**Exercise prompt**
Copy every line of the listing that holds the string "IsDuplicated".

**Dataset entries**

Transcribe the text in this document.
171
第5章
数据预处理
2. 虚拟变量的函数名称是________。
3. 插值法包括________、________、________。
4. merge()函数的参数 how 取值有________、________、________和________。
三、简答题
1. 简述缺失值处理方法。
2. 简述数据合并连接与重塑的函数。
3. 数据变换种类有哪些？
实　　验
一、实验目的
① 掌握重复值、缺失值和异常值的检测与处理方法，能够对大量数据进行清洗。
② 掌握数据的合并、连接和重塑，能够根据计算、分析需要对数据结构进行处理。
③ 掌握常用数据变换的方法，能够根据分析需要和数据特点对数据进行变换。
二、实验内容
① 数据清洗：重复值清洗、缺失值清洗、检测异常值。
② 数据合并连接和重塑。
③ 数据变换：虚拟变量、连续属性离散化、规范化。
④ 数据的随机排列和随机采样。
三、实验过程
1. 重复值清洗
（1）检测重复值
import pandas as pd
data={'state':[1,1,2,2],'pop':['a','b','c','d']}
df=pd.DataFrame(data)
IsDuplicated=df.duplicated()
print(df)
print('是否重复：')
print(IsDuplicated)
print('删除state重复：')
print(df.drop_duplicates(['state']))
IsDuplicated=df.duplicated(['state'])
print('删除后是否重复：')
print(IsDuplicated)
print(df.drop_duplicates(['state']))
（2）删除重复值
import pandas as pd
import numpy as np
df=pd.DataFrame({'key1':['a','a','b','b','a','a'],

**Problem solution**
IsDuplicated=df.duplicated()
print(IsDuplicated)
IsDuplicated=df.duplicated(['state'])
print(IsDuplicated)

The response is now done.